## START

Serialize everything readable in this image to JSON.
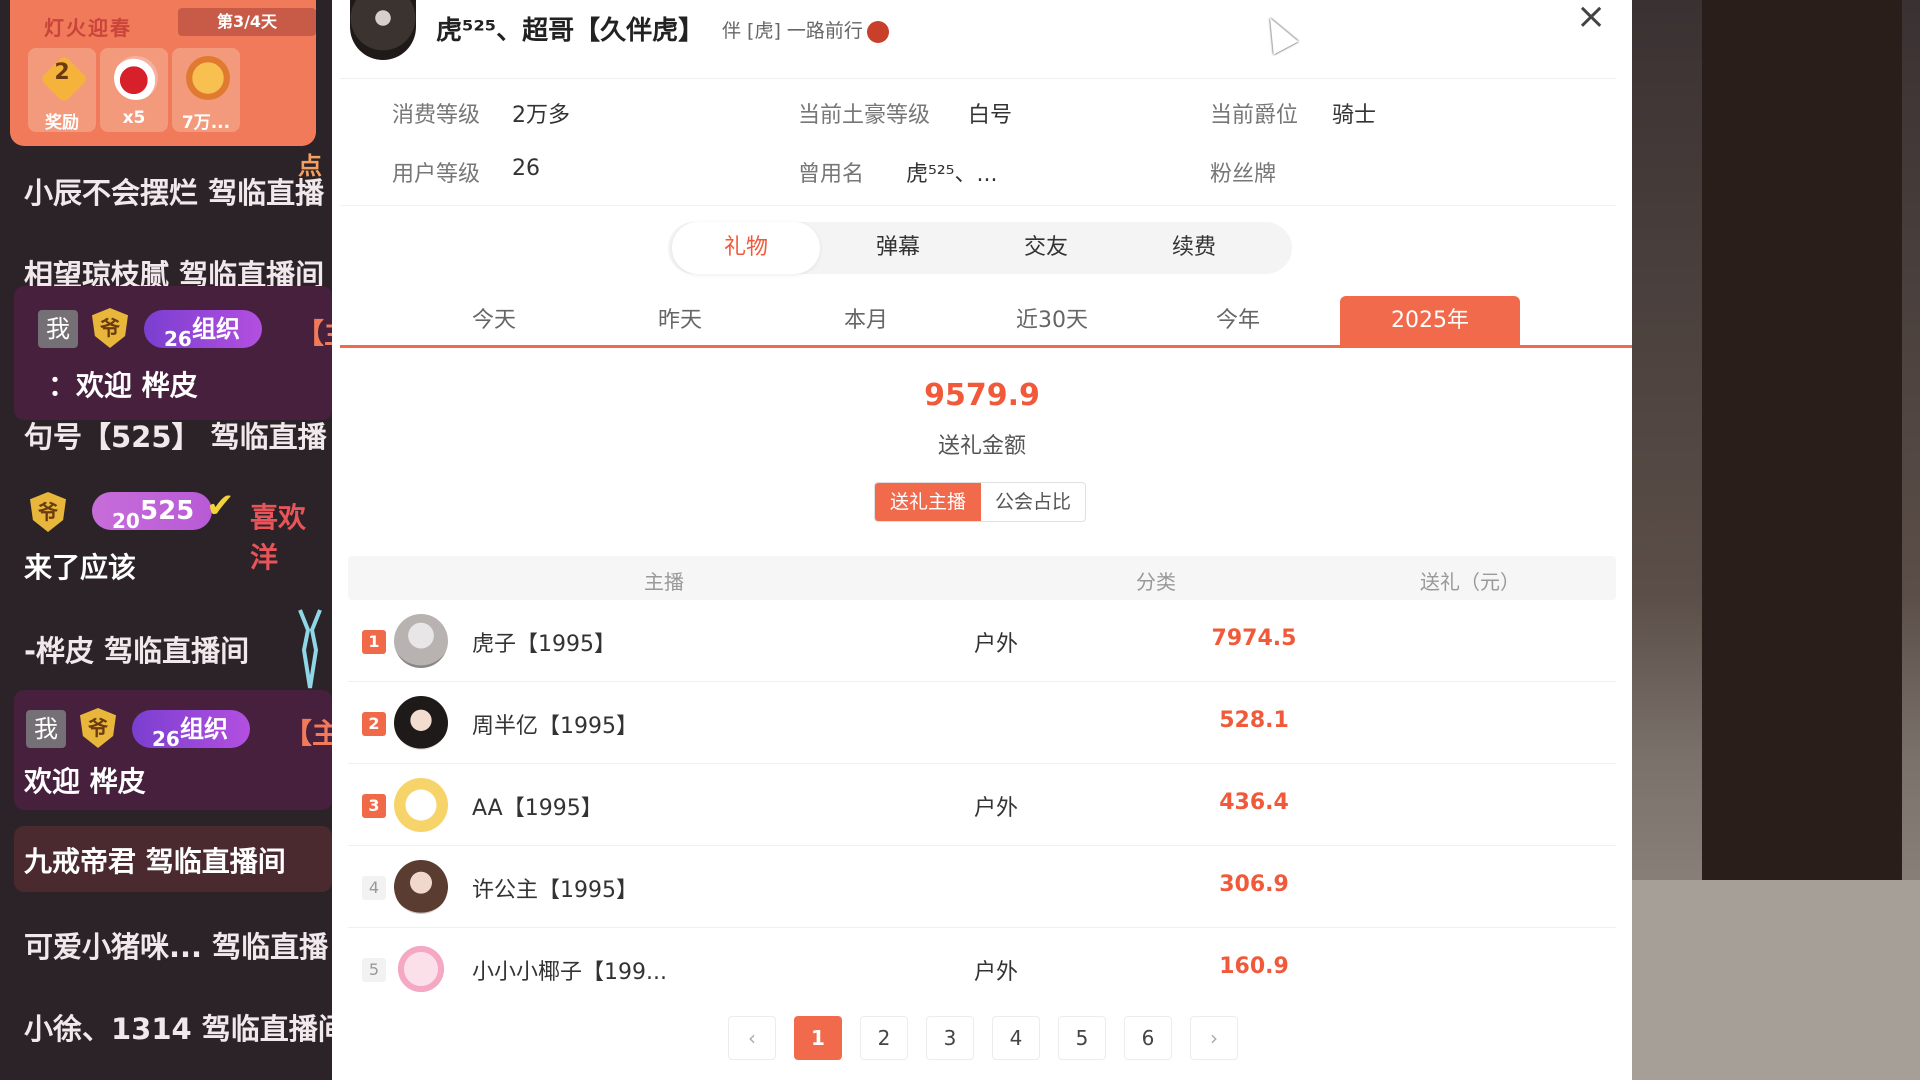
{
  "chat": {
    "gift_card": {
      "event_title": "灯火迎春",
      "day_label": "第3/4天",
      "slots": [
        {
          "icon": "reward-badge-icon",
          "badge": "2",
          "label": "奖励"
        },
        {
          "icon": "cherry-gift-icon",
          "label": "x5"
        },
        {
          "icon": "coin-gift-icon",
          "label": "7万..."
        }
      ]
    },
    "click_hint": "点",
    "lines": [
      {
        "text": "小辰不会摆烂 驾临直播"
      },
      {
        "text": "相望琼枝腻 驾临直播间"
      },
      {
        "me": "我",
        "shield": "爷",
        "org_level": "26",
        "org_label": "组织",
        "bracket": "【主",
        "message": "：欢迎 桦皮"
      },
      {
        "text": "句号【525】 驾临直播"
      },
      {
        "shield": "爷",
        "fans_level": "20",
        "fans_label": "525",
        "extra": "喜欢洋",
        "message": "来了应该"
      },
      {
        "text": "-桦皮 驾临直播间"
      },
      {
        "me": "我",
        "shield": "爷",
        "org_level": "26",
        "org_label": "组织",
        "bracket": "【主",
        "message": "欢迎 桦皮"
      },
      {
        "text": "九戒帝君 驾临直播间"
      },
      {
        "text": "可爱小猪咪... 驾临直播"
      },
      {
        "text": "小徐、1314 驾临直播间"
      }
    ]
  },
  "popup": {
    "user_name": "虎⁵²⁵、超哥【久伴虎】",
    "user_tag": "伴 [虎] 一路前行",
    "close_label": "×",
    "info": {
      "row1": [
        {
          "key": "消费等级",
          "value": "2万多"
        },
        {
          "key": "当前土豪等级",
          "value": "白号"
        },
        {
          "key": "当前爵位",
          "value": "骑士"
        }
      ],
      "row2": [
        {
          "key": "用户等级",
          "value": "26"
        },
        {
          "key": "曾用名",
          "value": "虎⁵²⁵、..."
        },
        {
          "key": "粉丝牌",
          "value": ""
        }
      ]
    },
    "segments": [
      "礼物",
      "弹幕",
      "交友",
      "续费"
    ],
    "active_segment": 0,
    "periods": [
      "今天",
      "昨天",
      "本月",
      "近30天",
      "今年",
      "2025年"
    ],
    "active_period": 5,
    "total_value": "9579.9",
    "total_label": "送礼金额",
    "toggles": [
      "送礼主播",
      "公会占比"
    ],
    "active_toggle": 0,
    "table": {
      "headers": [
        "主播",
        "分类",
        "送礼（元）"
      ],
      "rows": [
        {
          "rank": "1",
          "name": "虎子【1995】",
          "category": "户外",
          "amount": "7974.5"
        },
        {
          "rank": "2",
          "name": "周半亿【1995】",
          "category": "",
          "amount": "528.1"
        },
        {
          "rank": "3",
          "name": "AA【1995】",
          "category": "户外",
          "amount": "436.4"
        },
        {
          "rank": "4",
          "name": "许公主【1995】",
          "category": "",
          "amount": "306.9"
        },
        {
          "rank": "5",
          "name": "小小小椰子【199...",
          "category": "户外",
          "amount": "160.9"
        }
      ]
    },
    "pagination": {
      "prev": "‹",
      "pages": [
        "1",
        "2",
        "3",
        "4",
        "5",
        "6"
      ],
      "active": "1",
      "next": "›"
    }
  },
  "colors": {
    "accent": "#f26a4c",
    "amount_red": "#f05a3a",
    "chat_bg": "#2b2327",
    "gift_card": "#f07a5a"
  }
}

## END
## START

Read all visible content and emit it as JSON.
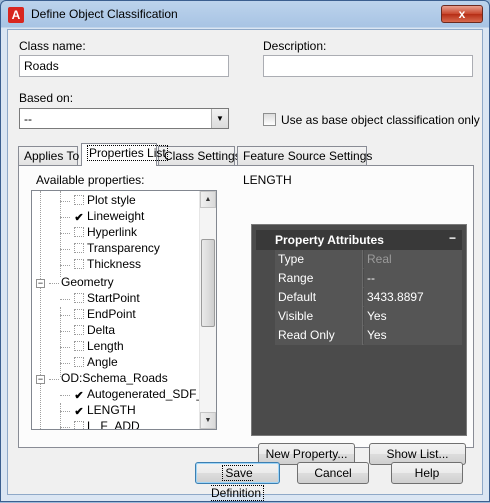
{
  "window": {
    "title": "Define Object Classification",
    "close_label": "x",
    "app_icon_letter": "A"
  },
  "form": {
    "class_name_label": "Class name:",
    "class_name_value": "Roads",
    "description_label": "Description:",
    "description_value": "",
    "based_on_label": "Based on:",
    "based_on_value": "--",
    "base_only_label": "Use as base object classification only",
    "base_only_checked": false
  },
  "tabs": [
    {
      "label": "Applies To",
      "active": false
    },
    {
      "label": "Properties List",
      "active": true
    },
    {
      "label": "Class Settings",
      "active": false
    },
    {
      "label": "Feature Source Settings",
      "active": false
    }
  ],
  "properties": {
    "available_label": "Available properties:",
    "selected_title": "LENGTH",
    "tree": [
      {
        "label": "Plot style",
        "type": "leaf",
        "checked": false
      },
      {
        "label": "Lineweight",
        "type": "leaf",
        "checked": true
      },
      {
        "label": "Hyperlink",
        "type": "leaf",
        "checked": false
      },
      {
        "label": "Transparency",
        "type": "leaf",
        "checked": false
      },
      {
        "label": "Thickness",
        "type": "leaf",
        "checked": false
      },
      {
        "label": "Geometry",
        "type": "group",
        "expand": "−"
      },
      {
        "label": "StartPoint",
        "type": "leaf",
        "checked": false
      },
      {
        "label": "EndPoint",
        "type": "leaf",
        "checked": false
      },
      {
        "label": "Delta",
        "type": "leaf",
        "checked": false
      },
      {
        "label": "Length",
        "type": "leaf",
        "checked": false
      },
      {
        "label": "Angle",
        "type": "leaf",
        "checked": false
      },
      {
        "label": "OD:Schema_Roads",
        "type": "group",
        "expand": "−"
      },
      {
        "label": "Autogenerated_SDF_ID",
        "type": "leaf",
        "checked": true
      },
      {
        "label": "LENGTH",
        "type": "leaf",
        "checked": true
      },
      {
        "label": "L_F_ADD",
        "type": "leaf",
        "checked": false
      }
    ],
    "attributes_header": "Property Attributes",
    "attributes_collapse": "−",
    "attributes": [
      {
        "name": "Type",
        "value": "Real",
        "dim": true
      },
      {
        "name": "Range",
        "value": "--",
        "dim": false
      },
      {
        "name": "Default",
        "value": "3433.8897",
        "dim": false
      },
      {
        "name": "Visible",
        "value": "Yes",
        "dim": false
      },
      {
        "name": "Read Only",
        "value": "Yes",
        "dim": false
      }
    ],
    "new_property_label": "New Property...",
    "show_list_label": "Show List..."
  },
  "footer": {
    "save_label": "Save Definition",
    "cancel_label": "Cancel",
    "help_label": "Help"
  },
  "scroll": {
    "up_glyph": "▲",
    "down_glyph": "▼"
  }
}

## END

◆ DIRECTIONS FOR THIS TASK:
Reply with one number only, the count of lines above that hold the string "Property".

◆ FINISHED ANSWER:
2